■ **WHAT TO DO**
Leave the pictures out, and retype all of the material exactly as written.

■ **DATA RECORDS**
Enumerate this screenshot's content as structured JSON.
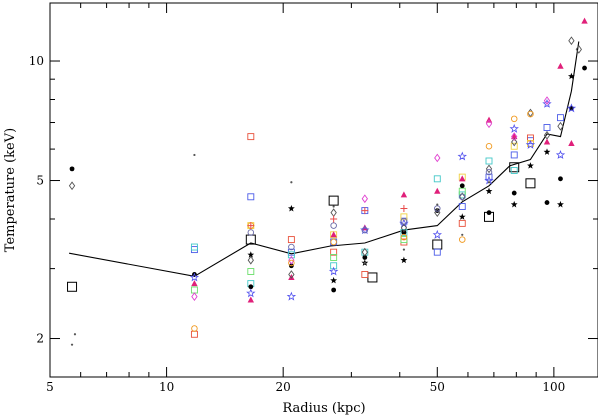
{
  "chart_data": {
    "type": "scatter",
    "xlabel": "Radius (kpc)",
    "ylabel": "Temperature (keV)",
    "x_scale": "log",
    "y_scale": "log",
    "xlim": [
      5,
      130
    ],
    "ylim": [
      1.6,
      14
    ],
    "x_tick_labels": [
      "5",
      "10",
      "20",
      "50",
      "100"
    ],
    "x_tick_values": [
      5,
      10,
      20,
      50,
      100
    ],
    "y_tick_labels": [
      "2",
      "5",
      "10"
    ],
    "y_tick_values": [
      2,
      5,
      10
    ],
    "grid": false,
    "legend": "none",
    "series": [
      {
        "kind": "line",
        "x": [
          5.6,
          11.8,
          16.5,
          21,
          26.5,
          32.5,
          41,
          50,
          58,
          68,
          77,
          87,
          96,
          104,
          111,
          116
        ],
        "y": [
          3.28,
          2.87,
          3.48,
          3.27,
          3.42,
          3.48,
          3.75,
          3.85,
          4.42,
          4.85,
          5.45,
          5.65,
          6.55,
          6.45,
          8.4,
          11.2
        ],
        "color": "#000000"
      },
      {
        "kind": "marker",
        "marker": "open-square-large",
        "color": "#000000",
        "x": [
          5.7,
          16.5,
          27,
          34,
          50,
          68,
          79,
          87
        ],
        "y": [
          2.7,
          3.55,
          4.45,
          2.85,
          3.45,
          4.05,
          5.4,
          4.92
        ]
      },
      {
        "kind": "marker",
        "marker": "open-square",
        "color": "#4a5be8",
        "x": [
          11.8,
          16.5,
          21,
          27,
          32.5,
          41,
          50,
          58,
          68,
          79,
          87,
          96,
          104
        ],
        "y": [
          3.35,
          4.55,
          3.3,
          3.5,
          4.2,
          3.95,
          3.3,
          4.3,
          5.1,
          5.8,
          6.3,
          6.8,
          7.2
        ]
      },
      {
        "kind": "marker",
        "marker": "open-square",
        "color": "#e8503a",
        "x": [
          11.8,
          16.5,
          21,
          27,
          32.5,
          41,
          58,
          87
        ],
        "y": [
          2.05,
          6.45,
          3.55,
          3.3,
          2.9,
          3.5,
          3.9,
          6.4
        ]
      },
      {
        "kind": "marker",
        "marker": "open-square",
        "color": "#42c8c8",
        "x": [
          11.8,
          16.5,
          21,
          27,
          32.5,
          41,
          50,
          58,
          68,
          79
        ],
        "y": [
          3.4,
          2.75,
          3.25,
          3.05,
          3.3,
          3.7,
          5.05,
          4.6,
          5.6,
          5.3
        ]
      },
      {
        "kind": "marker",
        "marker": "open-square",
        "color": "#6adf6a",
        "x": [
          11.8,
          16.5,
          27,
          41,
          58
        ],
        "y": [
          2.65,
          2.95,
          3.2,
          3.55,
          4.7
        ]
      },
      {
        "kind": "marker",
        "marker": "open-square",
        "color": "#f0d040",
        "x": [
          16.5,
          27,
          41,
          58,
          79,
          87
        ],
        "y": [
          3.85,
          3.65,
          4.05,
          5.1,
          6.1,
          6.2
        ]
      },
      {
        "kind": "marker",
        "marker": "filled-circle",
        "color": "#000000",
        "x": [
          5.7,
          11.8,
          16.5,
          21,
          27,
          32.5,
          41,
          50,
          58,
          68,
          79,
          96,
          104,
          111,
          120
        ],
        "y": [
          5.35,
          2.9,
          2.7,
          3.05,
          2.65,
          3.2,
          3.7,
          4.2,
          4.85,
          4.15,
          4.65,
          4.4,
          5.05,
          7.6,
          9.6
        ]
      },
      {
        "kind": "marker",
        "marker": "filled-star",
        "color": "#000000",
        "x": [
          16.5,
          21,
          27,
          32.5,
          41,
          58,
          68,
          79,
          87,
          96,
          104,
          111
        ],
        "y": [
          3.25,
          4.25,
          2.8,
          3.1,
          3.15,
          4.05,
          4.7,
          4.35,
          5.45,
          5.9,
          4.35,
          9.15
        ]
      },
      {
        "kind": "marker",
        "marker": "filled-triangle",
        "color": "#e0207a",
        "x": [
          11.8,
          16.5,
          21,
          27,
          32.5,
          41,
          50,
          58,
          68,
          79,
          96,
          104,
          111,
          120
        ],
        "y": [
          2.75,
          2.5,
          2.85,
          3.65,
          3.8,
          4.6,
          4.7,
          5.05,
          7.1,
          6.45,
          6.25,
          9.7,
          6.2,
          12.6
        ]
      },
      {
        "kind": "marker",
        "marker": "open-star",
        "color": "#5050ee",
        "x": [
          11.8,
          16.5,
          21,
          27,
          32.5,
          41,
          50,
          58,
          68,
          79,
          87,
          96,
          104,
          111
        ],
        "y": [
          2.85,
          2.6,
          2.55,
          2.95,
          3.75,
          3.9,
          3.65,
          5.75,
          5.0,
          6.75,
          6.15,
          7.8,
          5.8,
          7.6
        ]
      },
      {
        "kind": "marker",
        "marker": "open-diamond",
        "color": "#555555",
        "x": [
          5.7,
          16.5,
          21,
          27,
          32.5,
          41,
          50,
          58,
          68,
          79,
          87,
          96,
          104,
          111,
          116
        ],
        "y": [
          4.85,
          3.15,
          2.9,
          4.15,
          3.3,
          3.8,
          4.15,
          4.55,
          5.35,
          6.25,
          7.4,
          6.5,
          6.85,
          11.25,
          10.7
        ]
      },
      {
        "kind": "marker",
        "marker": "open-diamond",
        "color": "#e040d0",
        "x": [
          11.8,
          21,
          32.5,
          50,
          68,
          79,
          96
        ],
        "y": [
          2.55,
          3.15,
          4.5,
          5.7,
          6.95,
          6.45,
          7.95
        ]
      },
      {
        "kind": "marker",
        "marker": "open-circle",
        "color": "#f09a20",
        "x": [
          11.8,
          16.5,
          21,
          27,
          41,
          58,
          68,
          79,
          87
        ],
        "y": [
          2.12,
          3.85,
          3.1,
          3.5,
          3.6,
          3.55,
          6.1,
          7.15,
          7.35
        ]
      },
      {
        "kind": "marker",
        "marker": "open-circle",
        "color": "#6a6aa8",
        "x": [
          16.5,
          21,
          27,
          32.5,
          41,
          50,
          58,
          68
        ],
        "y": [
          3.7,
          3.4,
          3.85,
          3.75,
          3.95,
          4.25,
          4.55,
          5.25
        ]
      },
      {
        "kind": "marker",
        "marker": "plus",
        "color": "#e84a4a",
        "x": [
          16.5,
          27,
          32.5,
          41
        ],
        "y": [
          3.85,
          4.0,
          4.2,
          4.25
        ]
      },
      {
        "kind": "marker",
        "marker": "small-dot",
        "color": "#555555",
        "x": [
          5.7,
          5.8,
          11.8,
          21,
          27,
          32.5,
          41,
          50,
          58,
          68
        ],
        "y": [
          1.93,
          2.05,
          5.8,
          4.95,
          4.3,
          3.1,
          3.35,
          4.35,
          3.65,
          4.95
        ]
      }
    ]
  }
}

■ **SOLUTION FOR THIS EXERCISE**
Enumerate this screenshot's content as structured JSON.
{
  "chart_data": {
    "type": "scatter",
    "xlabel": "Radius (kpc)",
    "ylabel": "Temperature (keV)",
    "x_scale": "log",
    "y_scale": "log",
    "xlim": [
      5,
      130
    ],
    "ylim": [
      1.6,
      14
    ],
    "x_tick_labels": [
      "5",
      "10",
      "20",
      "50",
      "100"
    ],
    "x_tick_values": [
      5,
      10,
      20,
      50,
      100
    ],
    "y_tick_labels": [
      "2",
      "5",
      "10"
    ],
    "y_tick_values": [
      2,
      5,
      10
    ],
    "grid": false,
    "legend": "none",
    "series": [
      {
        "kind": "line",
        "x": [
          5.6,
          11.8,
          16.5,
          21,
          26.5,
          32.5,
          41,
          50,
          58,
          68,
          77,
          87,
          96,
          104,
          111,
          116
        ],
        "y": [
          3.28,
          2.87,
          3.48,
          3.27,
          3.42,
          3.48,
          3.75,
          3.85,
          4.42,
          4.85,
          5.45,
          5.65,
          6.55,
          6.45,
          8.4,
          11.2
        ],
        "color": "#000000"
      },
      {
        "kind": "marker",
        "marker": "open-square-large",
        "color": "#000000",
        "x": [
          5.7,
          16.5,
          27,
          34,
          50,
          68,
          79,
          87
        ],
        "y": [
          2.7,
          3.55,
          4.45,
          2.85,
          3.45,
          4.05,
          5.4,
          4.92
        ]
      },
      {
        "kind": "marker",
        "marker": "open-square",
        "color": "#4a5be8",
        "x": [
          11.8,
          16.5,
          21,
          27,
          32.5,
          41,
          50,
          58,
          68,
          79,
          87,
          96,
          104
        ],
        "y": [
          3.35,
          4.55,
          3.3,
          3.5,
          4.2,
          3.95,
          3.3,
          4.3,
          5.1,
          5.8,
          6.3,
          6.8,
          7.2
        ]
      },
      {
        "kind": "marker",
        "marker": "open-square",
        "color": "#e8503a",
        "x": [
          11.8,
          16.5,
          21,
          27,
          32.5,
          41,
          58,
          87
        ],
        "y": [
          2.05,
          6.45,
          3.55,
          3.3,
          2.9,
          3.5,
          3.9,
          6.4
        ]
      },
      {
        "kind": "marker",
        "marker": "open-square",
        "color": "#42c8c8",
        "x": [
          11.8,
          16.5,
          21,
          27,
          32.5,
          41,
          50,
          58,
          68,
          79
        ],
        "y": [
          3.4,
          2.75,
          3.25,
          3.05,
          3.3,
          3.7,
          5.05,
          4.6,
          5.6,
          5.3
        ]
      },
      {
        "kind": "marker",
        "marker": "open-square",
        "color": "#6adf6a",
        "x": [
          11.8,
          16.5,
          27,
          41,
          58
        ],
        "y": [
          2.65,
          2.95,
          3.2,
          3.55,
          4.7
        ]
      },
      {
        "kind": "marker",
        "marker": "open-square",
        "color": "#f0d040",
        "x": [
          16.5,
          27,
          41,
          58,
          79,
          87
        ],
        "y": [
          3.85,
          3.65,
          4.05,
          5.1,
          6.1,
          6.2
        ]
      },
      {
        "kind": "marker",
        "marker": "filled-circle",
        "color": "#000000",
        "x": [
          5.7,
          11.8,
          16.5,
          21,
          27,
          32.5,
          41,
          50,
          58,
          68,
          79,
          96,
          104,
          111,
          120
        ],
        "y": [
          5.35,
          2.9,
          2.7,
          3.05,
          2.65,
          3.2,
          3.7,
          4.2,
          4.85,
          4.15,
          4.65,
          4.4,
          5.05,
          7.6,
          9.6
        ]
      },
      {
        "kind": "marker",
        "marker": "filled-star",
        "color": "#000000",
        "x": [
          16.5,
          21,
          27,
          32.5,
          41,
          58,
          68,
          79,
          87,
          96,
          104,
          111
        ],
        "y": [
          3.25,
          4.25,
          2.8,
          3.1,
          3.15,
          4.05,
          4.7,
          4.35,
          5.45,
          5.9,
          4.35,
          9.15
        ]
      },
      {
        "kind": "marker",
        "marker": "filled-triangle",
        "color": "#e0207a",
        "x": [
          11.8,
          16.5,
          21,
          27,
          32.5,
          41,
          50,
          58,
          68,
          79,
          96,
          104,
          111,
          120
        ],
        "y": [
          2.75,
          2.5,
          2.85,
          3.65,
          3.8,
          4.6,
          4.7,
          5.05,
          7.1,
          6.45,
          6.25,
          9.7,
          6.2,
          12.6
        ]
      },
      {
        "kind": "marker",
        "marker": "open-star",
        "color": "#5050ee",
        "x": [
          11.8,
          16.5,
          21,
          27,
          32.5,
          41,
          50,
          58,
          68,
          79,
          87,
          96,
          104,
          111
        ],
        "y": [
          2.85,
          2.6,
          2.55,
          2.95,
          3.75,
          3.9,
          3.65,
          5.75,
          5.0,
          6.75,
          6.15,
          7.8,
          5.8,
          7.6
        ]
      },
      {
        "kind": "marker",
        "marker": "open-diamond",
        "color": "#555555",
        "x": [
          5.7,
          16.5,
          21,
          27,
          32.5,
          41,
          50,
          58,
          68,
          79,
          87,
          96,
          104,
          111,
          116
        ],
        "y": [
          4.85,
          3.15,
          2.9,
          4.15,
          3.3,
          3.8,
          4.15,
          4.55,
          5.35,
          6.25,
          7.4,
          6.5,
          6.85,
          11.25,
          10.7
        ]
      },
      {
        "kind": "marker",
        "marker": "open-diamond",
        "color": "#e040d0",
        "x": [
          11.8,
          21,
          32.5,
          50,
          68,
          79,
          96
        ],
        "y": [
          2.55,
          3.15,
          4.5,
          5.7,
          6.95,
          6.45,
          7.95
        ]
      },
      {
        "kind": "marker",
        "marker": "open-circle",
        "color": "#f09a20",
        "x": [
          11.8,
          16.5,
          21,
          27,
          41,
          58,
          68,
          79,
          87
        ],
        "y": [
          2.12,
          3.85,
          3.1,
          3.5,
          3.6,
          3.55,
          6.1,
          7.15,
          7.35
        ]
      },
      {
        "kind": "marker",
        "marker": "open-circle",
        "color": "#6a6aa8",
        "x": [
          16.5,
          21,
          27,
          32.5,
          41,
          50,
          58,
          68
        ],
        "y": [
          3.7,
          3.4,
          3.85,
          3.75,
          3.95,
          4.25,
          4.55,
          5.25
        ]
      },
      {
        "kind": "marker",
        "marker": "plus",
        "color": "#e84a4a",
        "x": [
          16.5,
          27,
          32.5,
          41
        ],
        "y": [
          3.85,
          4.0,
          4.2,
          4.25
        ]
      },
      {
        "kind": "marker",
        "marker": "small-dot",
        "color": "#555555",
        "x": [
          5.7,
          5.8,
          11.8,
          21,
          27,
          32.5,
          41,
          50,
          58,
          68
        ],
        "y": [
          1.93,
          2.05,
          5.8,
          4.95,
          4.3,
          3.1,
          3.35,
          4.35,
          3.65,
          4.95
        ]
      }
    ]
  }
}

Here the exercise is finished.